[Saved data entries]
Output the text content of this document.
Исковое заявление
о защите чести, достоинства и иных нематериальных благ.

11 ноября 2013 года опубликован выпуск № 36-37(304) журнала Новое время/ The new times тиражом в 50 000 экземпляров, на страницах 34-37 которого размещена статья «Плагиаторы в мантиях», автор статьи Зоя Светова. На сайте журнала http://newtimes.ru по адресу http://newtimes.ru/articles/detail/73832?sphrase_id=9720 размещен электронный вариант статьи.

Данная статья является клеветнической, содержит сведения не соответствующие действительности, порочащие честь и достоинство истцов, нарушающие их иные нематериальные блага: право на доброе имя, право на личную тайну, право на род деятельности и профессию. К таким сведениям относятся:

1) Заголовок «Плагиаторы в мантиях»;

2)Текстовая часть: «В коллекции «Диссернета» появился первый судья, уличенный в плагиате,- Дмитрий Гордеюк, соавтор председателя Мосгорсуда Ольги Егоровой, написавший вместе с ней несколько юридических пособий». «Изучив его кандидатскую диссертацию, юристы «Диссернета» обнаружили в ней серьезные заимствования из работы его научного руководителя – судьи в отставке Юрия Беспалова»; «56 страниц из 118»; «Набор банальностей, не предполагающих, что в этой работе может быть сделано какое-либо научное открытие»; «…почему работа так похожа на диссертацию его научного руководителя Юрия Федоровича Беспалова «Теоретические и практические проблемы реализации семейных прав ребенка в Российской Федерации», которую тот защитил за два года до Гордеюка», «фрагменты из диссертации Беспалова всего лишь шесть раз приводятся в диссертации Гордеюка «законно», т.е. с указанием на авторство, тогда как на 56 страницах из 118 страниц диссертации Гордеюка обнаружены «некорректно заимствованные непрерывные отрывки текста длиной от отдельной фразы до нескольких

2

§ The problem
Filter the listing above for the string "Плагиаторы" and copy every matching line.

§ Expected answer
11 ноября 2013 года опубликован выпуск № 36-37(304) журнала Новое время/ The new times тиражом в 50 000 экземпляров, на страницах 34-37 которого размещена статья «Плагиаторы в мантиях», автор статьи Зоя Светова. На сайте журнала http://newtimes.ru по адресу http://newtimes.ru/articles/detail/73832?sphrase_id=9720 размещен электронный вариант статьи.
1) Заголовок «Плагиаторы в мантиях»;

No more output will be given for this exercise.